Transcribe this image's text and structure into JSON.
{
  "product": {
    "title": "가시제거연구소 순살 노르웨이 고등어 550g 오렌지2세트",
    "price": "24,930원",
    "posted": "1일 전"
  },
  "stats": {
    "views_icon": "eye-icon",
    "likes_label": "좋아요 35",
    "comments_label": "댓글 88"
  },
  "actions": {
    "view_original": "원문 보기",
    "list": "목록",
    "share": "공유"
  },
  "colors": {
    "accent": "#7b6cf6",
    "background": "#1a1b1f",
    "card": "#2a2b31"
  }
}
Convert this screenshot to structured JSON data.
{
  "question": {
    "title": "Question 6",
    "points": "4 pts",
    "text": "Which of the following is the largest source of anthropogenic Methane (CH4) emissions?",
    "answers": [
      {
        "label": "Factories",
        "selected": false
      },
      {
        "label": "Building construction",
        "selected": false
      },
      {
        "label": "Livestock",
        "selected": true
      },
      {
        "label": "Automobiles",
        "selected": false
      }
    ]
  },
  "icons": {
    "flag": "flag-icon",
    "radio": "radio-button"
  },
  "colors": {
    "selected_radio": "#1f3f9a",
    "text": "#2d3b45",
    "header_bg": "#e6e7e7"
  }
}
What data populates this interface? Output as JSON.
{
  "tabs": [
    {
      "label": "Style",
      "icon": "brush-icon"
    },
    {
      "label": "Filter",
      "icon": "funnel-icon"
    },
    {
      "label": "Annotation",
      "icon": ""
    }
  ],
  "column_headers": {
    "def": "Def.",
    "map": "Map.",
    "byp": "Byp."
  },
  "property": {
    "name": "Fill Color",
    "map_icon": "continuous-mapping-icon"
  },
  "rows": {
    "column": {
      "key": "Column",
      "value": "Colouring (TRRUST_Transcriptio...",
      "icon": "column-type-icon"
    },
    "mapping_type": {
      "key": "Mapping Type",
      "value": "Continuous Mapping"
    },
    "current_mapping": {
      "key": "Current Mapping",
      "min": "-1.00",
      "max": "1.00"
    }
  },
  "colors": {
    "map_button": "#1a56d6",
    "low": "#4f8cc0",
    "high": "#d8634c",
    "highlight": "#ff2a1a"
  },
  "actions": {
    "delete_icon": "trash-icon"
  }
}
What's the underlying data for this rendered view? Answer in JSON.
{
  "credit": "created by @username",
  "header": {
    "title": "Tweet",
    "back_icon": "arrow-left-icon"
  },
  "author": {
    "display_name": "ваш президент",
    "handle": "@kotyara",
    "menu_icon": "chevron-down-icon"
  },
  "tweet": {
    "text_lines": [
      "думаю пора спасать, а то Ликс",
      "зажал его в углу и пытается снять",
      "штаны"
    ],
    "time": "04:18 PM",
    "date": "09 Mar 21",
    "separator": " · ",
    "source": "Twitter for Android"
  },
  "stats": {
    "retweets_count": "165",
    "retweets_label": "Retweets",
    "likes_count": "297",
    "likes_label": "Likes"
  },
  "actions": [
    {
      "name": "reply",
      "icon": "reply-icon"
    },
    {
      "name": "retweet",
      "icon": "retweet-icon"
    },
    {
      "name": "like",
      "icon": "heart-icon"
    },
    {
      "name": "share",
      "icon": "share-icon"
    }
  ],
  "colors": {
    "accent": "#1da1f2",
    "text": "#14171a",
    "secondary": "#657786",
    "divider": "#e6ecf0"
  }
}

☆ ☆ ☆ ☆

▶ [WORK INSTRUCTIONS] Filter out every line that lacks the word "JSON", and copy the rest.

▶ [THE REPLY]
Transcribe this image's text and structure into JSON.
Convert this screenshot to structured JSON data.
What data populates this interface? Output as JSON.
What's the underlying data for this rendered view? Answer in JSON.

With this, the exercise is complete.